# start of DATA EXTRACT

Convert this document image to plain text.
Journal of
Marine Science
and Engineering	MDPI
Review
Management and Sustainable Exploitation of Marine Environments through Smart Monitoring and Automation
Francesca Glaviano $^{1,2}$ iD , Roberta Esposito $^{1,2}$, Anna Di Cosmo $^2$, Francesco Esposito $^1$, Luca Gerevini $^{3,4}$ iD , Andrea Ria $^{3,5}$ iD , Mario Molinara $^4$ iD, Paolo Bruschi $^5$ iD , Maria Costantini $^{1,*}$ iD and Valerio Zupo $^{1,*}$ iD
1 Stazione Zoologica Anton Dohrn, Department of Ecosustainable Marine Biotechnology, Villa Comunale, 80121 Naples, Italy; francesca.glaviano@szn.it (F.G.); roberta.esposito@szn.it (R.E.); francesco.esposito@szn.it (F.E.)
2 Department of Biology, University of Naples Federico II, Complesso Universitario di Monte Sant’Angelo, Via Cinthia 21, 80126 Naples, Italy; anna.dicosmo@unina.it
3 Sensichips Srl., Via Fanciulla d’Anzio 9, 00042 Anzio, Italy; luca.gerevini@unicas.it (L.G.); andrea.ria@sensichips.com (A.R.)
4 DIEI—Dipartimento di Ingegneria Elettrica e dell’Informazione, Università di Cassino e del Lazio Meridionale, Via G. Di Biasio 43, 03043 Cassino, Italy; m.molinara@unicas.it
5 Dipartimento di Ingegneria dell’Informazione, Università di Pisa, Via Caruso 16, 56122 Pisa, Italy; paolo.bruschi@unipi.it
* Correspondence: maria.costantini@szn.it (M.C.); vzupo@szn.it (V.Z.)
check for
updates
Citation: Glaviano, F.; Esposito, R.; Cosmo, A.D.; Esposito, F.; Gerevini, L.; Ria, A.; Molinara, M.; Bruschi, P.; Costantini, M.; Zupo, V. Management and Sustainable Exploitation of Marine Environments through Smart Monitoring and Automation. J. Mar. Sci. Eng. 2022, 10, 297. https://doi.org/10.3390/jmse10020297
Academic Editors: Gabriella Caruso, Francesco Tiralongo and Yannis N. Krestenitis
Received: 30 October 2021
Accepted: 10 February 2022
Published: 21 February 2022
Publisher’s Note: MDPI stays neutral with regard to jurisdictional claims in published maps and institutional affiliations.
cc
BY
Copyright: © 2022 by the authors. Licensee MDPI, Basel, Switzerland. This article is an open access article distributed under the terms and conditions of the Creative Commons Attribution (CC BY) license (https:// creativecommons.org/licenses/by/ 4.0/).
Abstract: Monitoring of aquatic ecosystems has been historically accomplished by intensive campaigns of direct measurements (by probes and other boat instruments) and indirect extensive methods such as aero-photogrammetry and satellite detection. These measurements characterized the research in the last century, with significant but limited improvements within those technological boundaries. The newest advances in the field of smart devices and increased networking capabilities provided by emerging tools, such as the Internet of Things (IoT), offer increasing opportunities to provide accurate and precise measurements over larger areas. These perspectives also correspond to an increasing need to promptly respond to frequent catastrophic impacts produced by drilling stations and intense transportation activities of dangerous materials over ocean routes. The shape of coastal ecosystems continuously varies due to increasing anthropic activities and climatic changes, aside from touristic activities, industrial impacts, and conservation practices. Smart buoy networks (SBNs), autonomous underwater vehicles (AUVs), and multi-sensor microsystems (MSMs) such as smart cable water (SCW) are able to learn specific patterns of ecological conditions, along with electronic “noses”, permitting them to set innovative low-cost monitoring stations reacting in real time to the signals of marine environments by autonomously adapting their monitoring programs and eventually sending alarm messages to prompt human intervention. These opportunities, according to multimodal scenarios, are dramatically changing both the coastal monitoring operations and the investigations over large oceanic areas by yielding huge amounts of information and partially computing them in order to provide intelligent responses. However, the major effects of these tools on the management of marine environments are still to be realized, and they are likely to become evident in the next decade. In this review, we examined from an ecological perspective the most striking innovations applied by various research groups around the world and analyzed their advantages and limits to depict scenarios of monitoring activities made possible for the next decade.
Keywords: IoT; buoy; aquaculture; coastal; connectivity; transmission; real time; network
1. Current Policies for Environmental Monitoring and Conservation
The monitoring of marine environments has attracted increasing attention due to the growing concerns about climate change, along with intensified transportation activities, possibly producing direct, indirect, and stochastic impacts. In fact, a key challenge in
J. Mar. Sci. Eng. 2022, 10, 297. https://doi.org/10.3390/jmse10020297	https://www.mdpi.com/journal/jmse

# end of DATA EXTRACT

[DIRECTIONS]
Copy each line of the listing that contains the string "unicas".

[EXERCISE RESULT]
3 Sensichips Srl., Via Fanciulla d’Anzio 9, 00042 Anzio, Italy; luca.gerevini@unicas.it (L.G.); andrea.ria@sensichips.com (A.R.)
4 DIEI—Dipartimento di Ingegneria Elettrica e dell’Informazione, Università di Cassino e del Lazio Meridionale, Via G. Di Biasio 43, 03043 Cassino, Italy; m.molinara@unicas.it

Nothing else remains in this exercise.